TASK DATA:
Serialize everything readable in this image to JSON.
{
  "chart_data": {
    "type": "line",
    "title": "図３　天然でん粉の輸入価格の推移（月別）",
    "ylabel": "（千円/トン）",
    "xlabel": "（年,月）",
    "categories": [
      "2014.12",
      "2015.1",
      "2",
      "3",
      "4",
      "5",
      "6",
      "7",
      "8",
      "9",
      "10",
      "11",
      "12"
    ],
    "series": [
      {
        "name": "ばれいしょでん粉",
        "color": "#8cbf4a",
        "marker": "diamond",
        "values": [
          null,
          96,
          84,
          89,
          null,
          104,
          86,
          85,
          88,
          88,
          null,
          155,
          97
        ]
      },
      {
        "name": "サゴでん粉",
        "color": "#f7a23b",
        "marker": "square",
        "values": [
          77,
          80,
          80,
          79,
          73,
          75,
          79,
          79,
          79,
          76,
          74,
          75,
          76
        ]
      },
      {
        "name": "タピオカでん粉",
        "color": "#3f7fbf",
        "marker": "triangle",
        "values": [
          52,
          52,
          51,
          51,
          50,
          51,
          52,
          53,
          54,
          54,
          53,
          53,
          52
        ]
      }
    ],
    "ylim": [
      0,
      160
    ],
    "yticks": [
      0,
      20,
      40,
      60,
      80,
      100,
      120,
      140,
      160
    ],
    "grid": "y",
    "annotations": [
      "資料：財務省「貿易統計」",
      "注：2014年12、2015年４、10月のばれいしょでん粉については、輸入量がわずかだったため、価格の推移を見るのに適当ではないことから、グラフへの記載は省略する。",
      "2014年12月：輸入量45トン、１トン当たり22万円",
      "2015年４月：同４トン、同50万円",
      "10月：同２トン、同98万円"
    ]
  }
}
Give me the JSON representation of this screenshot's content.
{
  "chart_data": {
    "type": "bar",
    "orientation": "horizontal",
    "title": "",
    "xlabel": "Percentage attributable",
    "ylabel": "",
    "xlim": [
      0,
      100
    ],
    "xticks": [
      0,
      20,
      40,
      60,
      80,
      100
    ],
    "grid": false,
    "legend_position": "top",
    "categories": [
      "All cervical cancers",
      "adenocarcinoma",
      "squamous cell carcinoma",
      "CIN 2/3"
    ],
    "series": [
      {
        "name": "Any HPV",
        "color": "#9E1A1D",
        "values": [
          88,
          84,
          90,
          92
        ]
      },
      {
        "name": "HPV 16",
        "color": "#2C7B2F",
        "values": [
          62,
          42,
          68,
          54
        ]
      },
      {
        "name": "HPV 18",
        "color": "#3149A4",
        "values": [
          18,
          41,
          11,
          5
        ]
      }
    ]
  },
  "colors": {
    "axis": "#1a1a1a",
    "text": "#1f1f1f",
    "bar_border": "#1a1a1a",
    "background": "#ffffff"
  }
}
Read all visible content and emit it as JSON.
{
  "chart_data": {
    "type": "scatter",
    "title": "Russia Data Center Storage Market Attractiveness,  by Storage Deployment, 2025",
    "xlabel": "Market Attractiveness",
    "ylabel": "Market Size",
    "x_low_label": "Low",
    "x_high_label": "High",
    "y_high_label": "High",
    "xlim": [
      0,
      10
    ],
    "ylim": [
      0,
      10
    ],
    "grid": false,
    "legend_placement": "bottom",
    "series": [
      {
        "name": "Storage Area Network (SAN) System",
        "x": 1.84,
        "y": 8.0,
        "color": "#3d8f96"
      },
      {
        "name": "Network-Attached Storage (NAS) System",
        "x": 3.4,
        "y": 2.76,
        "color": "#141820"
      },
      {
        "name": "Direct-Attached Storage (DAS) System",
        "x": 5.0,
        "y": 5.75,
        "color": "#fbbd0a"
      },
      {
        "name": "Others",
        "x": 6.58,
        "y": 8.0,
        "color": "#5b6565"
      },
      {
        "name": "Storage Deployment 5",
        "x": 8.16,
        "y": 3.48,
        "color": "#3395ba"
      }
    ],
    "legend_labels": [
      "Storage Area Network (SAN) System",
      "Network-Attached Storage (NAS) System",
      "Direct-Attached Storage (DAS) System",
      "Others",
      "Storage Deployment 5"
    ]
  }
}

REQUIREMENT: State how many lines in the entries above include the word "marker"; reply with the number alone.

FINISHED ANSWER: 3